* [Work to do] Examine each line of the data. Copy those that contain the string "this".

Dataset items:
>> start

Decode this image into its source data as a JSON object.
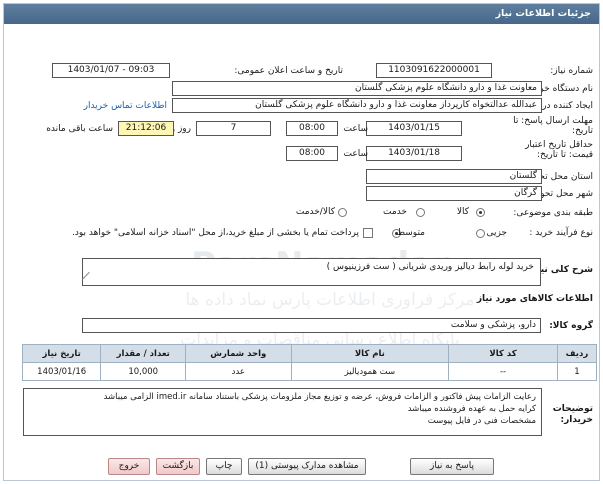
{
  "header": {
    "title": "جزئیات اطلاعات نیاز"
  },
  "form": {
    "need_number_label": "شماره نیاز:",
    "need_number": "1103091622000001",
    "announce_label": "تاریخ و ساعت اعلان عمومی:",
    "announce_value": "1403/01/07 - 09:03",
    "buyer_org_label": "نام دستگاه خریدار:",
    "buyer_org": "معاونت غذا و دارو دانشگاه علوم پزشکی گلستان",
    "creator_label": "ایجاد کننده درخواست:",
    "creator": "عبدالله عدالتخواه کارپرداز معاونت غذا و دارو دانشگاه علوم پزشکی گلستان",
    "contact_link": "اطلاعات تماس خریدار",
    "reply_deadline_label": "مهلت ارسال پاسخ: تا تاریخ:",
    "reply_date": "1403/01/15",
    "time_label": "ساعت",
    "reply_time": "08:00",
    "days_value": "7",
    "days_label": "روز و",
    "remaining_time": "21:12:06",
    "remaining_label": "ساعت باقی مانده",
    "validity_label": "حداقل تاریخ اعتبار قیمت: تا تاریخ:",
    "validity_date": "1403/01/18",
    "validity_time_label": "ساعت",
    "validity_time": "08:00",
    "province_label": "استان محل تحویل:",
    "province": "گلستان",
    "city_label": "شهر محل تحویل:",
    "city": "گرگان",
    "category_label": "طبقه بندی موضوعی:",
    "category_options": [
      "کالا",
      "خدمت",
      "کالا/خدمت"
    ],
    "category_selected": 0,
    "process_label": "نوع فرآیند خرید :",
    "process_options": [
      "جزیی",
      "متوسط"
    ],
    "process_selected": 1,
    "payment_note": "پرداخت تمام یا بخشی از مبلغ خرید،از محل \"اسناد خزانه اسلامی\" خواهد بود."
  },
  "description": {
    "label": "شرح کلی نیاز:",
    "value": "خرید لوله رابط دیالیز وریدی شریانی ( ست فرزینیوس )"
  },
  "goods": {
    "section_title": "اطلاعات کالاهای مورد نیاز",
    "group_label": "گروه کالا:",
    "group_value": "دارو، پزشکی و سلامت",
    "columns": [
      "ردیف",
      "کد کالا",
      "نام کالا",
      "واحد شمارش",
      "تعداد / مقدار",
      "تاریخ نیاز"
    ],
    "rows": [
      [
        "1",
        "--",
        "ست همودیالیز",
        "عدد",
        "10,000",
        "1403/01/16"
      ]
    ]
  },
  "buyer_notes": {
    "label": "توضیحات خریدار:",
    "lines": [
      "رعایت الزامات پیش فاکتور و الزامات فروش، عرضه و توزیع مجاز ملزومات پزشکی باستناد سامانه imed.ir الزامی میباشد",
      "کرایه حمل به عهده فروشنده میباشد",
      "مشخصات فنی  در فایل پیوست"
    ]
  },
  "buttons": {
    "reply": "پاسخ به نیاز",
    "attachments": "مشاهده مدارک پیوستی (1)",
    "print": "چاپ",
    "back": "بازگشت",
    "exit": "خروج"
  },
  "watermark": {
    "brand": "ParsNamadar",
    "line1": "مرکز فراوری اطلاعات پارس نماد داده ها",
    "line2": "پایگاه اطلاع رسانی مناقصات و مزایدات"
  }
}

>> end
>> start

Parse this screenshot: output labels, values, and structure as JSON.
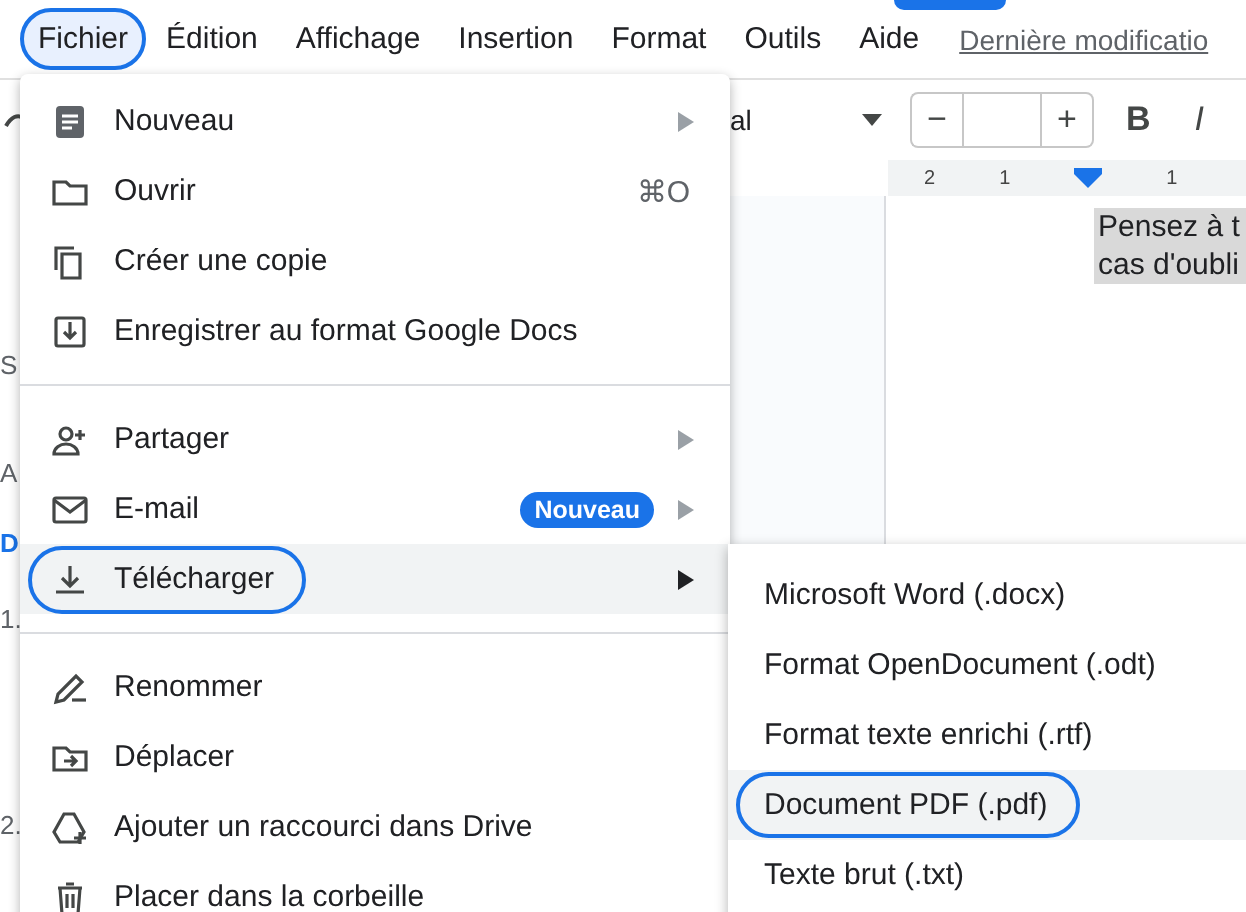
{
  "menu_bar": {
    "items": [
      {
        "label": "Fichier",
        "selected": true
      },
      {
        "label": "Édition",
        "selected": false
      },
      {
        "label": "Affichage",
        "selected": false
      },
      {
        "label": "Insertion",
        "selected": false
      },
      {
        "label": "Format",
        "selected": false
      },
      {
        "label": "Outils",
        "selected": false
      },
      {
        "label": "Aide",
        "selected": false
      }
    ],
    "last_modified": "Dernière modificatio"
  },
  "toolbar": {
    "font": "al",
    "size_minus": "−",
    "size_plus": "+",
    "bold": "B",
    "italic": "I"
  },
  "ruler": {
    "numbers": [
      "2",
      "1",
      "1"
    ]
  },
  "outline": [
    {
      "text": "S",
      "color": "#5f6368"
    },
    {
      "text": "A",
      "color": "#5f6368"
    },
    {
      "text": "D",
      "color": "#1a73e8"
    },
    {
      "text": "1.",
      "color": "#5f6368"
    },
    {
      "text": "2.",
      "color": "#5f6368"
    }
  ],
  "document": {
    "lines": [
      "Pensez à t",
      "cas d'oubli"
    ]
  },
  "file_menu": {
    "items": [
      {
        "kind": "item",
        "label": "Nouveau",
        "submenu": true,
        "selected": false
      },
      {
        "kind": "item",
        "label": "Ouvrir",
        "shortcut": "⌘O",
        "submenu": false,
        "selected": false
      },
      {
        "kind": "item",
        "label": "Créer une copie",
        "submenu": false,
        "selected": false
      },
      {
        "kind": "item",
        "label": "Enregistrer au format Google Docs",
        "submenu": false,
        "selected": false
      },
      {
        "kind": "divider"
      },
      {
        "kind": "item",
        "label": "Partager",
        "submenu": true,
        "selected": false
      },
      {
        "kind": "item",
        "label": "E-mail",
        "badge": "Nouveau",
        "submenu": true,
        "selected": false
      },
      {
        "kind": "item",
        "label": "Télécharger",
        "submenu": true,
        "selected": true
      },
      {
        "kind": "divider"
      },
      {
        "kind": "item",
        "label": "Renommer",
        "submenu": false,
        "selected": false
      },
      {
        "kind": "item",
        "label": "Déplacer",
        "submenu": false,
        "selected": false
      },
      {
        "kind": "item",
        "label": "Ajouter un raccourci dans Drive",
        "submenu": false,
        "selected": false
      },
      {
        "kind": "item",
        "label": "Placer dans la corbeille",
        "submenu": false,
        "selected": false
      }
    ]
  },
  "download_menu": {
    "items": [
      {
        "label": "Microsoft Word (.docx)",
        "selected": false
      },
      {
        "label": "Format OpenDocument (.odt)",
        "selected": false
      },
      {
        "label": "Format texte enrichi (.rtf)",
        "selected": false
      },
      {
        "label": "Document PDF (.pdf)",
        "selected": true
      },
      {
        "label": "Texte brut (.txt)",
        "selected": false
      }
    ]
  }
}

>> end
>> start

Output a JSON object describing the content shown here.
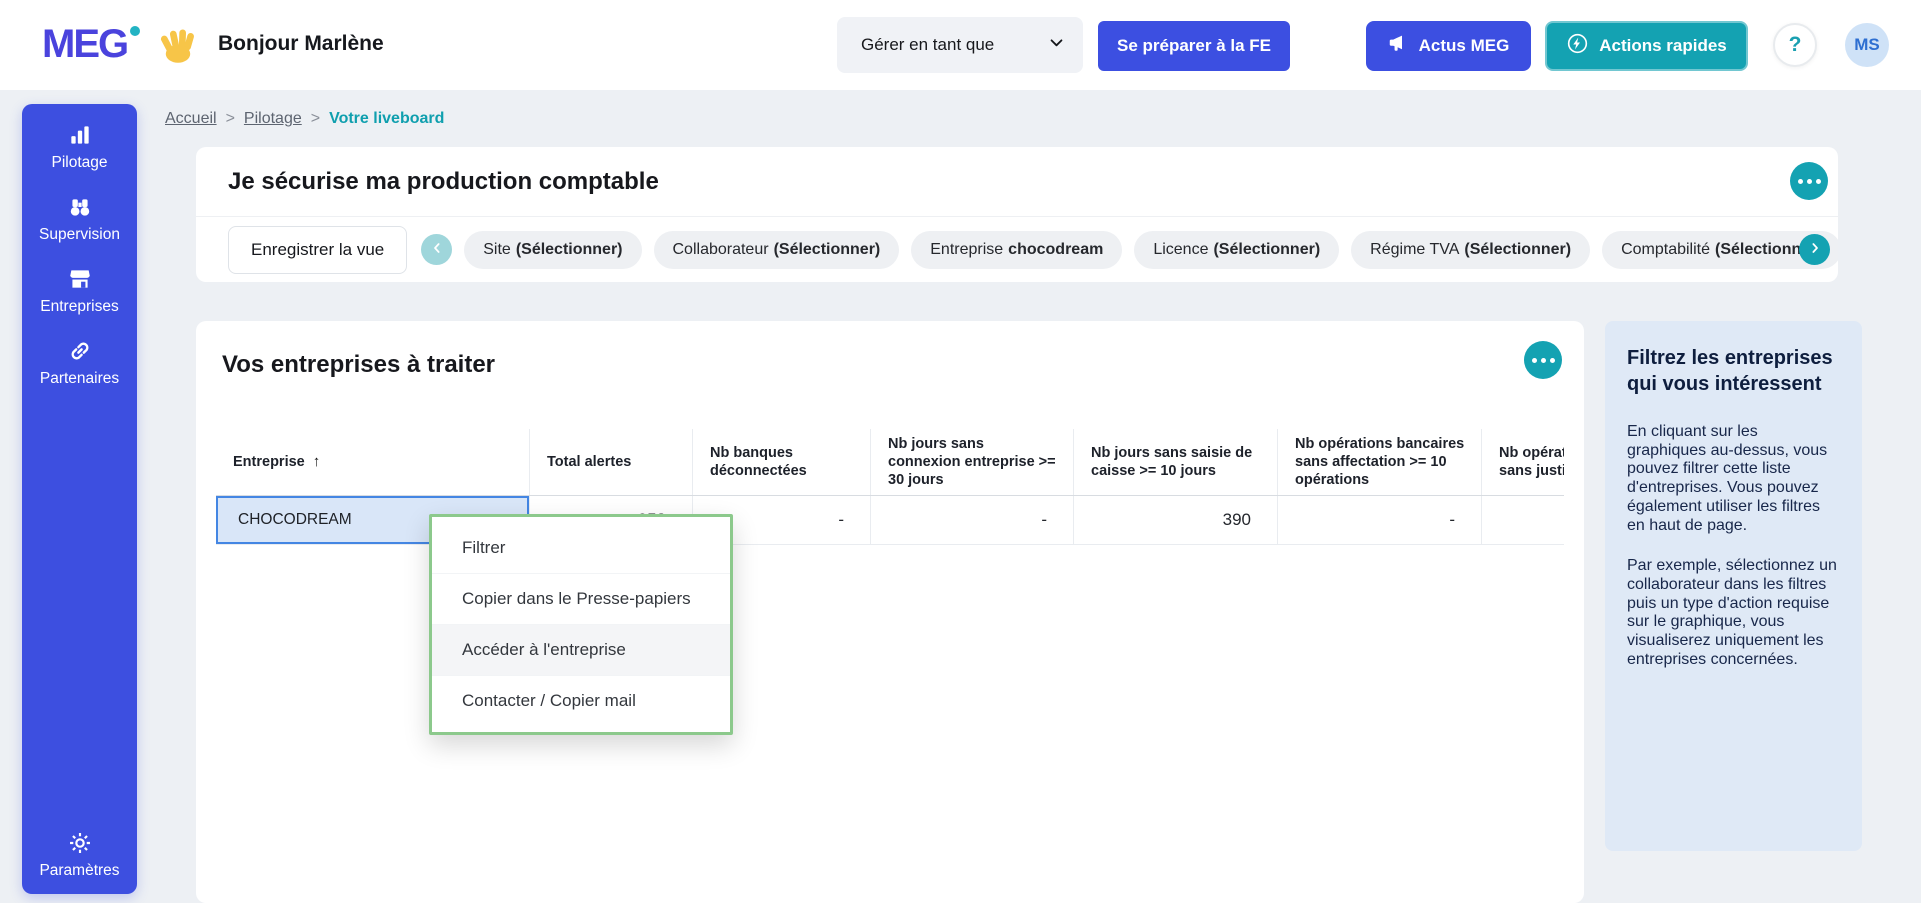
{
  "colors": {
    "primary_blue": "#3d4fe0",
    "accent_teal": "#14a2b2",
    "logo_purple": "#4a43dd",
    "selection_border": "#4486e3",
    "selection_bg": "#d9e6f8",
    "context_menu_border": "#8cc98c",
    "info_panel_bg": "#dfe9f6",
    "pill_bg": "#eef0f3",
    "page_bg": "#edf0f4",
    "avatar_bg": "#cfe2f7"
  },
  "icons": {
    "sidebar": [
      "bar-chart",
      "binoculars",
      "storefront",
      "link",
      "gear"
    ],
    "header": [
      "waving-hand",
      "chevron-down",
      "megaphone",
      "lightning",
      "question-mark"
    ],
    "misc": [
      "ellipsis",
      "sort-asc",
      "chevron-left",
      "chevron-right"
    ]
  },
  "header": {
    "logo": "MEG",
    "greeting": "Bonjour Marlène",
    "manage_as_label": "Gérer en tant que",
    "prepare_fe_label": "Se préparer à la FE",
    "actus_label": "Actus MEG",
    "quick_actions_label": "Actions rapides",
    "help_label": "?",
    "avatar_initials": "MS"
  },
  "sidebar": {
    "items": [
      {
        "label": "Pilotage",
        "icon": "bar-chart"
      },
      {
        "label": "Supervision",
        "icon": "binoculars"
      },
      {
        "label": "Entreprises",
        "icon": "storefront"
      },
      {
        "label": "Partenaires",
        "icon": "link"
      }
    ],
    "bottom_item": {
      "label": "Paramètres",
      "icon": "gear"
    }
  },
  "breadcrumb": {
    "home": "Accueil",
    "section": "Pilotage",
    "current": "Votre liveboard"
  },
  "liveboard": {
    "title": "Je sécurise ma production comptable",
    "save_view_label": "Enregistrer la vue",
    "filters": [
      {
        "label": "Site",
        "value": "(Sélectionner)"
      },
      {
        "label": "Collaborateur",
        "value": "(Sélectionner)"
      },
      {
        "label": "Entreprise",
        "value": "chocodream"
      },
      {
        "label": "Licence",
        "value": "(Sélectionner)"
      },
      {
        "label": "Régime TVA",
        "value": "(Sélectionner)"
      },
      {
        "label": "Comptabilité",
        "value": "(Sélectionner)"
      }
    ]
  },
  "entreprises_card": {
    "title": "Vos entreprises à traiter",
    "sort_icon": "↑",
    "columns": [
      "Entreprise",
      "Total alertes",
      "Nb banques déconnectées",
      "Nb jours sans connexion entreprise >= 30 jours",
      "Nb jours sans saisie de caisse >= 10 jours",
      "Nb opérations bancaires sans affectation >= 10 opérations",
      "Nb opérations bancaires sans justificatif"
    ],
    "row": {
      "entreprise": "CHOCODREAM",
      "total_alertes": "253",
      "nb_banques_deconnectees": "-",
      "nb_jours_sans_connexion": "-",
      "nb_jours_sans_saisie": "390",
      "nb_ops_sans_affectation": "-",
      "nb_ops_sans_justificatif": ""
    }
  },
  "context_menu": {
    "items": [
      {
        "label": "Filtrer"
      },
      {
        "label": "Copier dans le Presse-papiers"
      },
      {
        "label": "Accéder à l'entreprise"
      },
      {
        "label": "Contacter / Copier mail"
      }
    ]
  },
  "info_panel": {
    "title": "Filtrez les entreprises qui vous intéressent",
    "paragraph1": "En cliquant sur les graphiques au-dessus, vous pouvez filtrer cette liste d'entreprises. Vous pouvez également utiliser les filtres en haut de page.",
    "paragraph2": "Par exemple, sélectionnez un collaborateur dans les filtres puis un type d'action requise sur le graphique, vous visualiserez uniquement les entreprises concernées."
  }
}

>> end

* [Expected answer]
Decode this image into its source data as a JSON object.
Parse this screenshot: output labels, values, and structure as JSON.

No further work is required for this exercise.